Entries from a visual dataset
(begin)

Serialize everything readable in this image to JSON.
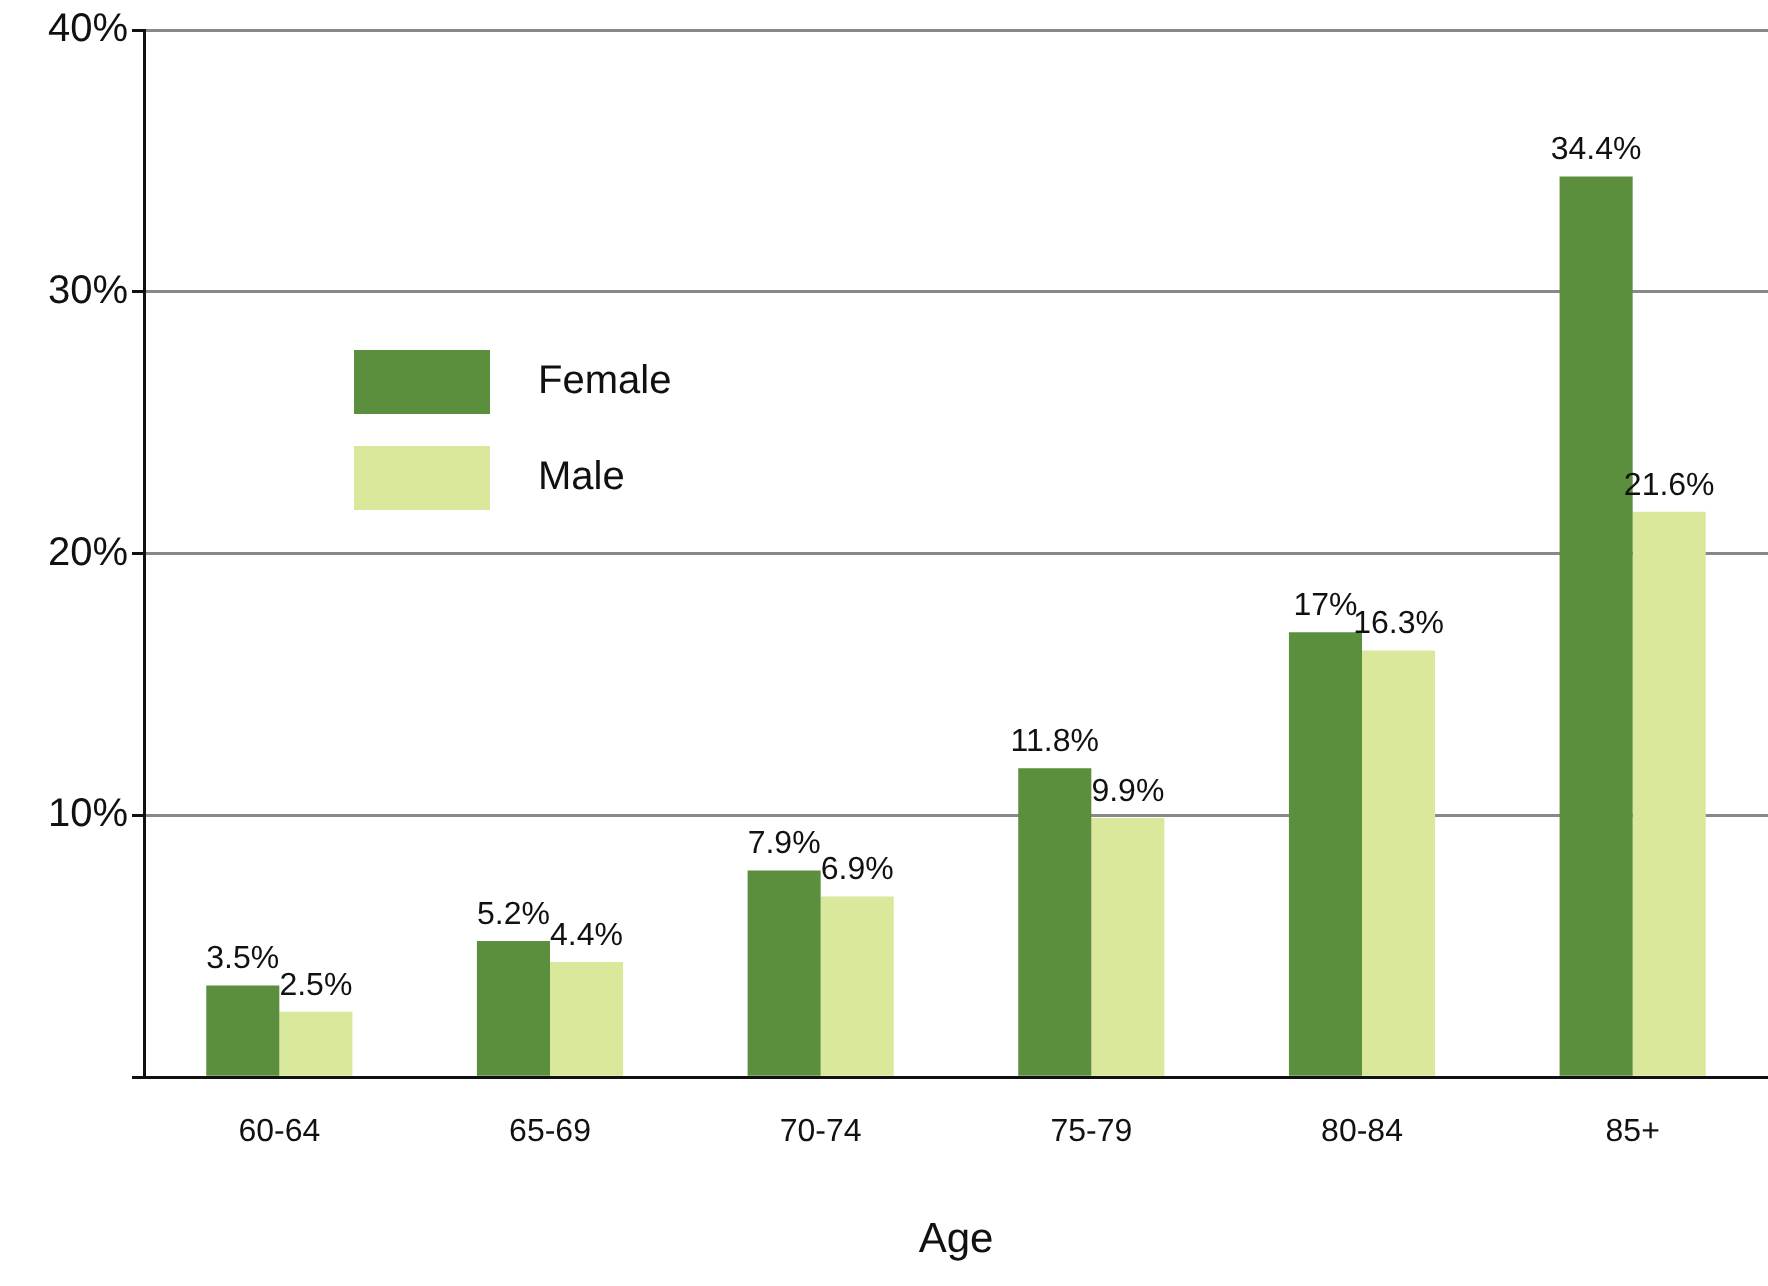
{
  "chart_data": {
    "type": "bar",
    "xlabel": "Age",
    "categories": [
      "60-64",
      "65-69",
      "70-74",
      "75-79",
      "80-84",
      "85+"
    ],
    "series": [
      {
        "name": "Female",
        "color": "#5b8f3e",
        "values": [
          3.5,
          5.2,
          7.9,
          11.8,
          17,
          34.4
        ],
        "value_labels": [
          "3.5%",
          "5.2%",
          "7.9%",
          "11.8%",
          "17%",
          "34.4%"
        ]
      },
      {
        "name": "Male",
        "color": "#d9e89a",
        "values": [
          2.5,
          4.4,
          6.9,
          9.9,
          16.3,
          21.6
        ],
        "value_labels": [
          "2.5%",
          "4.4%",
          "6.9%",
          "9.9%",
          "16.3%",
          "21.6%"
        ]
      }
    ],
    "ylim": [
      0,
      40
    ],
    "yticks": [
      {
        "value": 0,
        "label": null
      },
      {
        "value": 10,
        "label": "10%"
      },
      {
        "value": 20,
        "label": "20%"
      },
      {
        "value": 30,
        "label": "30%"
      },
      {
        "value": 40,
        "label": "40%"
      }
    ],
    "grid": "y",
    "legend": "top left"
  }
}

(end)

Transcribe all the data word for word; the images stay out.

• **TASK OUTPUT**
Serialize everything readable in this image to JSON.
{
  "chart_data": {
    "type": "bar",
    "xlabel": "Age",
    "categories": [
      "60-64",
      "65-69",
      "70-74",
      "75-79",
      "80-84",
      "85+"
    ],
    "series": [
      {
        "name": "Female",
        "color": "#5b8f3e",
        "values": [
          3.5,
          5.2,
          7.9,
          11.8,
          17,
          34.4
        ],
        "value_labels": [
          "3.5%",
          "5.2%",
          "7.9%",
          "11.8%",
          "17%",
          "34.4%"
        ]
      },
      {
        "name": "Male",
        "color": "#d9e89a",
        "values": [
          2.5,
          4.4,
          6.9,
          9.9,
          16.3,
          21.6
        ],
        "value_labels": [
          "2.5%",
          "4.4%",
          "6.9%",
          "9.9%",
          "16.3%",
          "21.6%"
        ]
      }
    ],
    "ylim": [
      0,
      40
    ],
    "yticks": [
      {
        "value": 0,
        "label": null
      },
      {
        "value": 10,
        "label": "10%"
      },
      {
        "value": 20,
        "label": "20%"
      },
      {
        "value": 30,
        "label": "30%"
      },
      {
        "value": 40,
        "label": "40%"
      }
    ],
    "grid": "y",
    "legend": "top left"
  }
}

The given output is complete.